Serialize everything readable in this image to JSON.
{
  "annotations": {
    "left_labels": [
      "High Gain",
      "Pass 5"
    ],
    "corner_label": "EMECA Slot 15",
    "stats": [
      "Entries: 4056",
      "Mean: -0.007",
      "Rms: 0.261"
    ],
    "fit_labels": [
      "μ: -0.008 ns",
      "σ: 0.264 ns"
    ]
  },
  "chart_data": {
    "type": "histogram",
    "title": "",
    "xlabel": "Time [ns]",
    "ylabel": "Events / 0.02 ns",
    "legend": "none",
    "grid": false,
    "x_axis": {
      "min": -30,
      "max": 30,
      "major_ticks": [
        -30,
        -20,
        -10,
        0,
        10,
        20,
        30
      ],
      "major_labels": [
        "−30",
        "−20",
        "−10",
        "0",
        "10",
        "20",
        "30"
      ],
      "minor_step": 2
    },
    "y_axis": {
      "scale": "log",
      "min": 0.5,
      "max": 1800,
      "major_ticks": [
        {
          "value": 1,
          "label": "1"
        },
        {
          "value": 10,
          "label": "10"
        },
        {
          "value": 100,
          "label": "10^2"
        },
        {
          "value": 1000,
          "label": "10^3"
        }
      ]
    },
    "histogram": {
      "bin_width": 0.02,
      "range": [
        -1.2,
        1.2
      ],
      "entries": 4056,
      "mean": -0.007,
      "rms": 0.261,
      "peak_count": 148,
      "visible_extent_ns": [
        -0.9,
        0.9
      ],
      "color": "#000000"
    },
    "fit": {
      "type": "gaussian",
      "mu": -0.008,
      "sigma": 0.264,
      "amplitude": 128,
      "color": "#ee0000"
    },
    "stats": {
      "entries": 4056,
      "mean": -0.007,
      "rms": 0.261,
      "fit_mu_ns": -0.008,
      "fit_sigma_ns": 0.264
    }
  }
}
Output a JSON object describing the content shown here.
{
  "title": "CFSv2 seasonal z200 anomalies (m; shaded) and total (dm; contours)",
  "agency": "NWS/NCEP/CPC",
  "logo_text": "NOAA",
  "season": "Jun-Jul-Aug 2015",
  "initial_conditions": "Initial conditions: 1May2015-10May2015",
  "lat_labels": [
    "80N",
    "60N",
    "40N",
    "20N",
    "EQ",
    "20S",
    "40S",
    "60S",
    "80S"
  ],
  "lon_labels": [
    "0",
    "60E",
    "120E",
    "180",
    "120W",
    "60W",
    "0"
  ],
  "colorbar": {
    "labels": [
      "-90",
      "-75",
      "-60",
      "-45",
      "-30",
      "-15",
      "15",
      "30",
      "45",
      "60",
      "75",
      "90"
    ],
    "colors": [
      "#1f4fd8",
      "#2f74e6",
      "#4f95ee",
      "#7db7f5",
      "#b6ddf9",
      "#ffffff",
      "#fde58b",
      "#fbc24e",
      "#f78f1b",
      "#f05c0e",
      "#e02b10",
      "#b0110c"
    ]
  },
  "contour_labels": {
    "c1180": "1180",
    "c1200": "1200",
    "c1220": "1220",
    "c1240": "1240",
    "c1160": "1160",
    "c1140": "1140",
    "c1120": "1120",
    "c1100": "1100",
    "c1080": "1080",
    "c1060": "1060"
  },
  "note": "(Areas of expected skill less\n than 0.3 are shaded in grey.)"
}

Direction: Beginning at the line that holds "Output a JSON", reproduce each line of the records above down to and including the last one.

Reply to the exercise:
Output a JSON object describing the content shown here.
{
  "title": "CFSv2 seasonal z200 anomalies (m; shaded) and total (dm; contours)",
  "agency": "NWS/NCEP/CPC",
  "logo_text": "NOAA",
  "season": "Jun-Jul-Aug 2015",
  "initial_conditions": "Initial conditions: 1May2015-10May2015",
  "lat_labels": [
    "80N",
    "60N",
    "40N",
    "20N",
    "EQ",
    "20S",
    "40S",
    "60S",
    "80S"
  ],
  "lon_labels": [
    "0",
    "60E",
    "120E",
    "180",
    "120W",
    "60W",
    "0"
  ],
  "colorbar": {
    "labels": [
      "-90",
      "-75",
      "-60",
      "-45",
      "-30",
      "-15",
      "15",
      "30",
      "45",
      "60",
      "75",
      "90"
    ],
    "colors": [
      "#1f4fd8",
      "#2f74e6",
      "#4f95ee",
      "#7db7f5",
      "#b6ddf9",
      "#ffffff",
      "#fde58b",
      "#fbc24e",
      "#f78f1b",
      "#f05c0e",
      "#e02b10",
      "#b0110c"
    ]
  },
  "contour_labels": {
    "c1180": "1180",
    "c1200": "1200",
    "c1220": "1220",
    "c1240": "1240",
    "c1160": "1160",
    "c1140": "1140",
    "c1120": "1120",
    "c1100": "1100",
    "c1080": "1080",
    "c1060": "1060"
  },
  "note": "(Areas of expected skill less\n than 0.3 are shaded in grey.)"
}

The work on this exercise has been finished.